Short problem:
Where a line holds "persone", copy it.

Exercise material:
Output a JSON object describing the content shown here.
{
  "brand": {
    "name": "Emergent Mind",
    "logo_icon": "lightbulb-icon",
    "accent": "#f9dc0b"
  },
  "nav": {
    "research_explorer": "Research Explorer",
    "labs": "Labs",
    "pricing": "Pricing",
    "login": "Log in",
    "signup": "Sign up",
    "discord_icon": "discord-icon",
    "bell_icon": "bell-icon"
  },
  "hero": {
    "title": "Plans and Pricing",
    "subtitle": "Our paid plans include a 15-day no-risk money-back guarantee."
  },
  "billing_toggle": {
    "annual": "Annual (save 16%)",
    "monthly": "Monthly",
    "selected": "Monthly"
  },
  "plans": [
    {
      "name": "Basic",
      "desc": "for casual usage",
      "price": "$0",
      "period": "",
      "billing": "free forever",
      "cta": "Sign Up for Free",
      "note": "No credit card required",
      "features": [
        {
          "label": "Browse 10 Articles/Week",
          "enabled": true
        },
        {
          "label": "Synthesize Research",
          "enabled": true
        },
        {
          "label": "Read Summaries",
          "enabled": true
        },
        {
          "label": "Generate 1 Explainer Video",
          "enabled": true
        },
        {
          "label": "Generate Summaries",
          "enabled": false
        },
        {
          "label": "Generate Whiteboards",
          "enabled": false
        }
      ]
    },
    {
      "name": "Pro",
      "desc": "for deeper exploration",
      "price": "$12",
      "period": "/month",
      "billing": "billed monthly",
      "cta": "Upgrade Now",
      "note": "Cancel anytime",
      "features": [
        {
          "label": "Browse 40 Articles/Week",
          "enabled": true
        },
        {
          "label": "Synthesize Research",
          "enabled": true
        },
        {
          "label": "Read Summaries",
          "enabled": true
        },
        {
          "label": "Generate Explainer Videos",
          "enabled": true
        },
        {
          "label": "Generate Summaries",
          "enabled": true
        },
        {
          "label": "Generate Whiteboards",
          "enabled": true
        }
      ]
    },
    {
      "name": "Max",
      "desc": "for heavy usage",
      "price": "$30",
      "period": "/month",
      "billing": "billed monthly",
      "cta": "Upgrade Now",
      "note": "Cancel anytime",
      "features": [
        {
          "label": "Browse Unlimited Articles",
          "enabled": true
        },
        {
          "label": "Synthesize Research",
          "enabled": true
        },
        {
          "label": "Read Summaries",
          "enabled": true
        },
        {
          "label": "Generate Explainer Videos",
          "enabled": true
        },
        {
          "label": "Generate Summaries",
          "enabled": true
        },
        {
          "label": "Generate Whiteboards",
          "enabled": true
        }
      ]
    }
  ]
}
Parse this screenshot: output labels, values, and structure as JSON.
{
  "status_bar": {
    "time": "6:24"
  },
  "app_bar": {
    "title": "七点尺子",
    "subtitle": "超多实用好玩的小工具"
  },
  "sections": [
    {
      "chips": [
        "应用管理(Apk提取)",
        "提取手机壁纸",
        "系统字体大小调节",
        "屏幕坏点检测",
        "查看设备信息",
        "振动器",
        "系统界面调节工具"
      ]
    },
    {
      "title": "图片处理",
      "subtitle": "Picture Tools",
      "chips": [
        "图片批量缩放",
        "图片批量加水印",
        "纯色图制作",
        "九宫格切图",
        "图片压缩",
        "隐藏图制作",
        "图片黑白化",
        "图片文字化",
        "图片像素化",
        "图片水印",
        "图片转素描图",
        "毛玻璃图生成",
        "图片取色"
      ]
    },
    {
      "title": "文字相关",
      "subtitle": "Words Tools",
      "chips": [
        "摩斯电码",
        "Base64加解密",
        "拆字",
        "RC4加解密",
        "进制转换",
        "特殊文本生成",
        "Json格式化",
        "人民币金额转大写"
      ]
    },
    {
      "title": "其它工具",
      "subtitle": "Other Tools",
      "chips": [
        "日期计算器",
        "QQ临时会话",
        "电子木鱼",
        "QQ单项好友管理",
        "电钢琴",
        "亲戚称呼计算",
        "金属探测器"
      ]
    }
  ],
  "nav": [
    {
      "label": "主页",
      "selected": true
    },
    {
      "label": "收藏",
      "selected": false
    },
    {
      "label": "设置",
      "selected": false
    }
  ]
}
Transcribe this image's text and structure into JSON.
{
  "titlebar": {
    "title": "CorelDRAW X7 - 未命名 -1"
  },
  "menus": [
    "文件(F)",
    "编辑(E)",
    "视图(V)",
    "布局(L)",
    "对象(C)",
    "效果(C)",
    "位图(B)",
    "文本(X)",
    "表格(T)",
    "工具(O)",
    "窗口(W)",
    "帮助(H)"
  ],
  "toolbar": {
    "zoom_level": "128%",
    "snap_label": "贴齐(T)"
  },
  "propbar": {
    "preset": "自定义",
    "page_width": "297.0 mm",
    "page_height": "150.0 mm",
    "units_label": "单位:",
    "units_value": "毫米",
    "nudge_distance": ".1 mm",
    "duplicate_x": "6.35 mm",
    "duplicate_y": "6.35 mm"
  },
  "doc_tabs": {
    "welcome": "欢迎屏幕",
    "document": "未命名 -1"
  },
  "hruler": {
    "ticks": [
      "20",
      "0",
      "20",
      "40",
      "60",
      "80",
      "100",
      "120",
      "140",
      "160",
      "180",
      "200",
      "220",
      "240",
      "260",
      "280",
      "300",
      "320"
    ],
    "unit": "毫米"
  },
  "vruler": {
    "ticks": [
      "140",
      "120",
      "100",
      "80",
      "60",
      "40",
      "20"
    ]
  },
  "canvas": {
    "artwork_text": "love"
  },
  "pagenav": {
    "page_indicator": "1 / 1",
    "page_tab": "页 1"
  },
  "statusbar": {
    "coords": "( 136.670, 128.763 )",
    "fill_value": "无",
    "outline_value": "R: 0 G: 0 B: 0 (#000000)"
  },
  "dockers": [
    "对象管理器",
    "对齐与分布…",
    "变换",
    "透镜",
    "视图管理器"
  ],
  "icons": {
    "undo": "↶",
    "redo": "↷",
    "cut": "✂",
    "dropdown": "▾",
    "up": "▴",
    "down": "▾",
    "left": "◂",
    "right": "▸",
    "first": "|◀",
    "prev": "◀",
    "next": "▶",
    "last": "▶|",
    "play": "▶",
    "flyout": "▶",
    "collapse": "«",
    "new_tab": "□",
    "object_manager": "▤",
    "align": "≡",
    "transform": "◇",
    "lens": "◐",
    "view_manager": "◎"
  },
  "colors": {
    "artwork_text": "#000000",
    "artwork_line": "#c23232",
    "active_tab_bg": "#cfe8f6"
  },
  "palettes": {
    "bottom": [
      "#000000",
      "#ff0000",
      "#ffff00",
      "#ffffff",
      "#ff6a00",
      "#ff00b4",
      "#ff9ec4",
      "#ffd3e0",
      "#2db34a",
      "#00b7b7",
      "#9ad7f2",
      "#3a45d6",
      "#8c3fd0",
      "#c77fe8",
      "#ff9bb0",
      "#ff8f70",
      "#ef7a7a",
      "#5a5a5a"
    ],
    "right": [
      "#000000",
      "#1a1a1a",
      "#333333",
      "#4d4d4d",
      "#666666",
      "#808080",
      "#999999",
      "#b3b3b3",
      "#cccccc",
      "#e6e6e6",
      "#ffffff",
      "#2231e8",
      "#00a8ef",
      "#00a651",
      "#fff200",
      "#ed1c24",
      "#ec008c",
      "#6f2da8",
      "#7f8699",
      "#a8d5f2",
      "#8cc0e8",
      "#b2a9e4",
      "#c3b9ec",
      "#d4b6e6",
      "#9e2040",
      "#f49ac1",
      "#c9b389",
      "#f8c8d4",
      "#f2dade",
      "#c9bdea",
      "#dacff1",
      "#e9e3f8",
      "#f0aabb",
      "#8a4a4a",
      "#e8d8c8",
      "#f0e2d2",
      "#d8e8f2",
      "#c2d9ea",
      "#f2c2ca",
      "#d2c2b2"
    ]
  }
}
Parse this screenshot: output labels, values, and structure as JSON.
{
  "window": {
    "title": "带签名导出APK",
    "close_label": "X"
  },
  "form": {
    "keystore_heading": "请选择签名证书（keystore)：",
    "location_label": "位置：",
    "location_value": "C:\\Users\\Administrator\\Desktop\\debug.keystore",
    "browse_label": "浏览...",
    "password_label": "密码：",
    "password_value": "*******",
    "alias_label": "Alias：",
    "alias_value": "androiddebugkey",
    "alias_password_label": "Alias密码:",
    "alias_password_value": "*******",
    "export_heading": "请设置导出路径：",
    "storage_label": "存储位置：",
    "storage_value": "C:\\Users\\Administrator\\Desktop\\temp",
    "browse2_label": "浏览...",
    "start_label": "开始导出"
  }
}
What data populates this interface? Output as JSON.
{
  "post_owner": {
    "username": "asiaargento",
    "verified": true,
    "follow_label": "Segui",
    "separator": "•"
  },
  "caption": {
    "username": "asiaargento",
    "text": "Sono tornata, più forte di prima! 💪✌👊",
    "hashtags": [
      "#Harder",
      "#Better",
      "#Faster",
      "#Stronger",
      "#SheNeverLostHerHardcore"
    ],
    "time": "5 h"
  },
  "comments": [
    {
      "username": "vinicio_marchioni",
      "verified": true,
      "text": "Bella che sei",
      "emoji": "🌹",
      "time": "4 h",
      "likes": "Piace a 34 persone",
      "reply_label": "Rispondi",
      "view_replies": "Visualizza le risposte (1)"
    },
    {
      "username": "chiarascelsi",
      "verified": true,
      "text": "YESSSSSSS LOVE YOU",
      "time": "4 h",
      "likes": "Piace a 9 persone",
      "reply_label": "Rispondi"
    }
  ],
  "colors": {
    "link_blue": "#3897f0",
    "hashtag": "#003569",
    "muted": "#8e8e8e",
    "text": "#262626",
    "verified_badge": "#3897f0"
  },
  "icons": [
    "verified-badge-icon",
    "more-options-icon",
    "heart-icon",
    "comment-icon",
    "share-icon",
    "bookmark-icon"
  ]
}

Task output:
      "likes": "Piace a 34 persone",
      "likes": "Piace a 9 persone",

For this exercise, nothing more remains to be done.